- [WHAT THE TASK ASKS]:
Write the entries below out again exactly; any picture in them stays out.

- [Extracted data entries]:
==============================
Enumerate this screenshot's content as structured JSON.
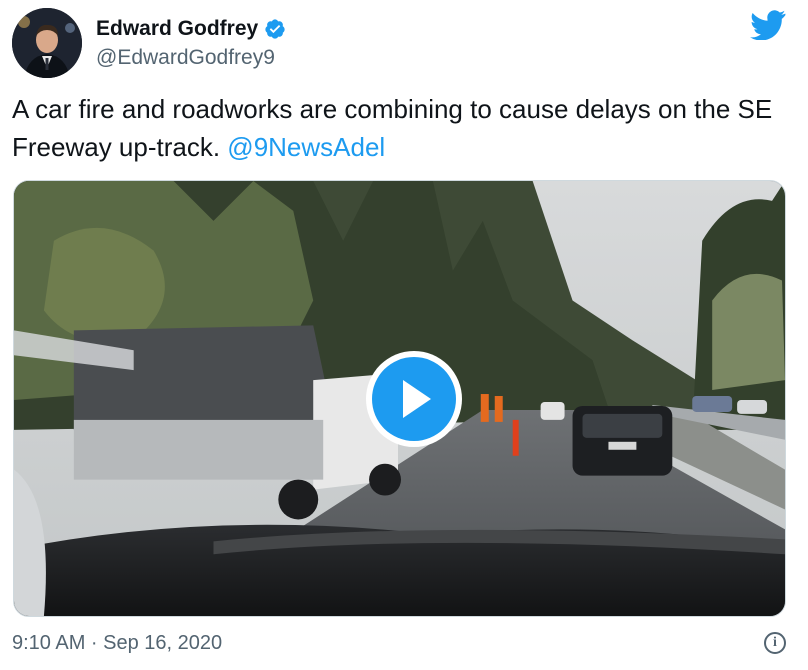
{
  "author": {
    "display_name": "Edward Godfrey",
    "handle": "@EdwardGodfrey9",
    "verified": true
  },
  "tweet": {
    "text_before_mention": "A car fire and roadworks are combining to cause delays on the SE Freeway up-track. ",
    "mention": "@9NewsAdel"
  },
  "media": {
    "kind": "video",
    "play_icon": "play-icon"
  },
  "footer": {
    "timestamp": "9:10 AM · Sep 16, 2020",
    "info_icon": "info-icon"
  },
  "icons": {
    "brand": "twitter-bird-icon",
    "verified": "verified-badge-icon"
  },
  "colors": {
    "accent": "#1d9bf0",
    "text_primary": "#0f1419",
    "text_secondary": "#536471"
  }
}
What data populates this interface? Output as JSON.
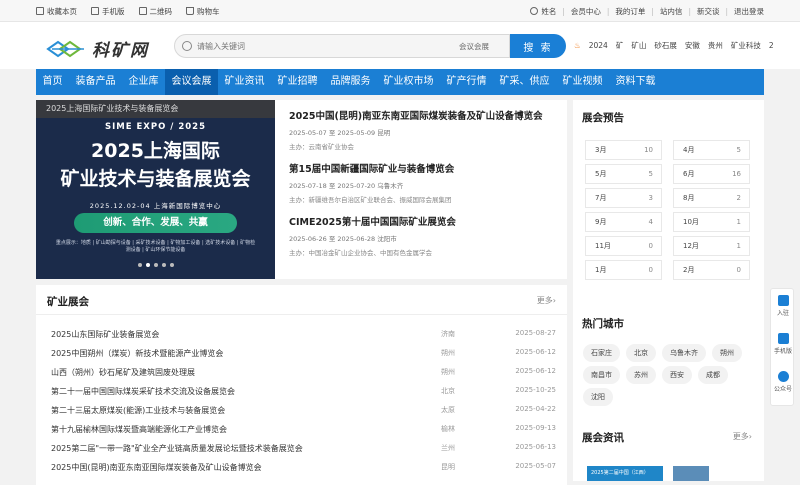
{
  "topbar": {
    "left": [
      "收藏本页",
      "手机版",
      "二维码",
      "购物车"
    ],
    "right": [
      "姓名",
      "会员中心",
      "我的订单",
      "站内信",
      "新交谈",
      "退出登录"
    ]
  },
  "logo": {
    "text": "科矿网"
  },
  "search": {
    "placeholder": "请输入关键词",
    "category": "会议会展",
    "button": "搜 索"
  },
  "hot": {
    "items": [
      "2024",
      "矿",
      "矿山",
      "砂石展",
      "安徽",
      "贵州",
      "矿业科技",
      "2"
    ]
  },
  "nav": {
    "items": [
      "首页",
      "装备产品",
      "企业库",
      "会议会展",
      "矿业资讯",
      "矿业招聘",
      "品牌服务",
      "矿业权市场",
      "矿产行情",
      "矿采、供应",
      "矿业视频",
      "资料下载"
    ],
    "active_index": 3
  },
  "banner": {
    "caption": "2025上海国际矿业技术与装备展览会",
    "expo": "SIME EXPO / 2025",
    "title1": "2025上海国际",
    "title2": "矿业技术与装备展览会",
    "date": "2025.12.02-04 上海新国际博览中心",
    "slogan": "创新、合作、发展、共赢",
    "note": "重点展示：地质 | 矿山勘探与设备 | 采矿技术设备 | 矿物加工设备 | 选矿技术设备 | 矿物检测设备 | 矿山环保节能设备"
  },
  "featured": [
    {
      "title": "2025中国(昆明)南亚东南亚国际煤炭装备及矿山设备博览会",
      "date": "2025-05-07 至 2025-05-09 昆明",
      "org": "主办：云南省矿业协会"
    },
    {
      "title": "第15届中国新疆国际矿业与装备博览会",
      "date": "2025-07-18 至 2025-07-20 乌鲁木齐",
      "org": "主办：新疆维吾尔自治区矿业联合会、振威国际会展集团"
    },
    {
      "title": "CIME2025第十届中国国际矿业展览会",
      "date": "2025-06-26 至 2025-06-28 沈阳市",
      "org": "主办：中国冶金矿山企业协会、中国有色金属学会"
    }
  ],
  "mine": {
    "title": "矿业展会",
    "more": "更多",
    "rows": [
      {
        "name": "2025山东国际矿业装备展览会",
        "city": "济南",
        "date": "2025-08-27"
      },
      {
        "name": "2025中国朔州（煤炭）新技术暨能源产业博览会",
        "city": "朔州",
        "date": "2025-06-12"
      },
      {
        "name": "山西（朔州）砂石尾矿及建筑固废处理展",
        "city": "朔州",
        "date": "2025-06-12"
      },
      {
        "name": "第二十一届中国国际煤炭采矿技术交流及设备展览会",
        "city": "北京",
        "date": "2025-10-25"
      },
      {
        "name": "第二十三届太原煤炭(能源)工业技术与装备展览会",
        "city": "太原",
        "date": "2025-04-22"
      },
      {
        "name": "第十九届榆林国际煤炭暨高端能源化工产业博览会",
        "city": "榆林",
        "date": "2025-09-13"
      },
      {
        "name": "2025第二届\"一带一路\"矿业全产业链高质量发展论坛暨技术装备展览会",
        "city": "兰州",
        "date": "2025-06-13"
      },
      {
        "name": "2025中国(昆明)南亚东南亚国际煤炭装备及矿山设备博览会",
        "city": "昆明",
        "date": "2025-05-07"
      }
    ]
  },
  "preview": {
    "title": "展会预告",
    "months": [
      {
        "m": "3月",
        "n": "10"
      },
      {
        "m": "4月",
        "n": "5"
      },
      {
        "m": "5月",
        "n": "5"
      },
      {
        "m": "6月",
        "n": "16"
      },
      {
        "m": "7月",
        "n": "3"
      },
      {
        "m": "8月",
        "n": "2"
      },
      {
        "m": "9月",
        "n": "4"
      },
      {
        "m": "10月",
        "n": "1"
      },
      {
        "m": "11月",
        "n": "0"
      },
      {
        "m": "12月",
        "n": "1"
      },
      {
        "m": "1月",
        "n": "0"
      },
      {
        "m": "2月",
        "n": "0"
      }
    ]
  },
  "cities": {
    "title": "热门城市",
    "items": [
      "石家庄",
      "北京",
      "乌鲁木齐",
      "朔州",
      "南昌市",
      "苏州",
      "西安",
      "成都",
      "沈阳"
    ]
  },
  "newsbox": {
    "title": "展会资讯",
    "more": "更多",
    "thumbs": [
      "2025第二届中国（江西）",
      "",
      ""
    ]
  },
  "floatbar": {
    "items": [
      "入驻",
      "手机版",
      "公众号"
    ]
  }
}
==============================
- [REPLY TO THE TASK]:
Enumerate this screenshot's content as structured JSON.
{
  "author": {
    "display_name": "Edward Godfrey",
    "handle": "@EdwardGodfrey9",
    "verified": true
  },
  "tweet": {
    "text_before_mention": "A car fire and roadworks are combining to cause delays on the SE Freeway up-track. ",
    "mention": "@9NewsAdel"
  },
  "media": {
    "kind": "video",
    "play_icon": "play-icon"
  },
  "footer": {
    "timestamp": "9:10 AM · Sep 16, 2020",
    "info_icon": "info-icon"
  },
  "icons": {
    "brand": "twitter-bird-icon",
    "verified": "verified-badge-icon"
  },
  "colors": {
    "accent": "#1d9bf0",
    "text_primary": "#0f1419",
    "text_secondary": "#536471"
  }
}
What data populates this interface? Output as JSON.
{
  "topbar": {
    "left": [
      "收藏本页",
      "手机版",
      "二维码",
      "购物车"
    ],
    "right": [
      "姓名",
      "会员中心",
      "我的订单",
      "站内信",
      "新交谈",
      "退出登录"
    ]
  },
  "logo": {
    "text": "科矿网"
  },
  "search": {
    "placeholder": "请输入关键词",
    "category": "会议会展",
    "button": "搜 索"
  },
  "hot": {
    "items": [
      "2024",
      "矿",
      "矿山",
      "砂石展",
      "安徽",
      "贵州",
      "矿业科技",
      "2"
    ]
  },
  "nav": {
    "items": [
      "首页",
      "装备产品",
      "企业库",
      "会议会展",
      "矿业资讯",
      "矿业招聘",
      "品牌服务",
      "矿业权市场",
      "矿产行情",
      "矿采、供应",
      "矿业视频",
      "资料下载"
    ],
    "active_index": 3
  },
  "banner": {
    "caption": "2025上海国际矿业技术与装备展览会",
    "expo": "SIME EXPO / 2025",
    "title1": "2025上海国际",
    "title2": "矿业技术与装备展览会",
    "date": "2025.12.02-04 上海新国际博览中心",
    "slogan": "创新、合作、发展、共赢",
    "note": "重点展示：地质 | 矿山勘探与设备 | 采矿技术设备 | 矿物加工设备 | 选矿技术设备 | 矿物检测设备 | 矿山环保节能设备"
  },
  "featured": [
    {
      "title": "2025中国(昆明)南亚东南亚国际煤炭装备及矿山设备博览会",
      "date": "2025-05-07 至 2025-05-09 昆明",
      "org": "主办：云南省矿业协会"
    },
    {
      "title": "第15届中国新疆国际矿业与装备博览会",
      "date": "2025-07-18 至 2025-07-20 乌鲁木齐",
      "org": "主办：新疆维吾尔自治区矿业联合会、振威国际会展集团"
    },
    {
      "title": "CIME2025第十届中国国际矿业展览会",
      "date": "2025-06-26 至 2025-06-28 沈阳市",
      "org": "主办：中国冶金矿山企业协会、中国有色金属学会"
    }
  ],
  "mine": {
    "title": "矿业展会",
    "more": "更多",
    "rows": [
      {
        "name": "2025山东国际矿业装备展览会",
        "city": "济南",
        "date": "2025-08-27"
      },
      {
        "name": "2025中国朔州（煤炭）新技术暨能源产业博览会",
        "city": "朔州",
        "date": "2025-06-12"
      },
      {
        "name": "山西（朔州）砂石尾矿及建筑固废处理展",
        "city": "朔州",
        "date": "2025-06-12"
      },
      {
        "name": "第二十一届中国国际煤炭采矿技术交流及设备展览会",
        "city": "北京",
        "date": "2025-10-25"
      },
      {
        "name": "第二十三届太原煤炭(能源)工业技术与装备展览会",
        "city": "太原",
        "date": "2025-04-22"
      },
      {
        "name": "第十九届榆林国际煤炭暨高端能源化工产业博览会",
        "city": "榆林",
        "date": "2025-09-13"
      },
      {
        "name": "2025第二届\"一带一路\"矿业全产业链高质量发展论坛暨技术装备展览会",
        "city": "兰州",
        "date": "2025-06-13"
      },
      {
        "name": "2025中国(昆明)南亚东南亚国际煤炭装备及矿山设备博览会",
        "city": "昆明",
        "date": "2025-05-07"
      }
    ]
  },
  "preview": {
    "title": "展会预告",
    "months": [
      {
        "m": "3月",
        "n": "10"
      },
      {
        "m": "4月",
        "n": "5"
      },
      {
        "m": "5月",
        "n": "5"
      },
      {
        "m": "6月",
        "n": "16"
      },
      {
        "m": "7月",
        "n": "3"
      },
      {
        "m": "8月",
        "n": "2"
      },
      {
        "m": "9月",
        "n": "4"
      },
      {
        "m": "10月",
        "n": "1"
      },
      {
        "m": "11月",
        "n": "0"
      },
      {
        "m": "12月",
        "n": "1"
      },
      {
        "m": "1月",
        "n": "0"
      },
      {
        "m": "2月",
        "n": "0"
      }
    ]
  },
  "cities": {
    "title": "热门城市",
    "items": [
      "石家庄",
      "北京",
      "乌鲁木齐",
      "朔州",
      "南昌市",
      "苏州",
      "西安",
      "成都",
      "沈阳"
    ]
  },
  "newsbox": {
    "title": "展会资讯",
    "more": "更多",
    "thumbs": [
      "2025第二届中国（江西）",
      "",
      ""
    ]
  },
  "floatbar": {
    "items": [
      "入驻",
      "手机版",
      "公众号"
    ]
  }
}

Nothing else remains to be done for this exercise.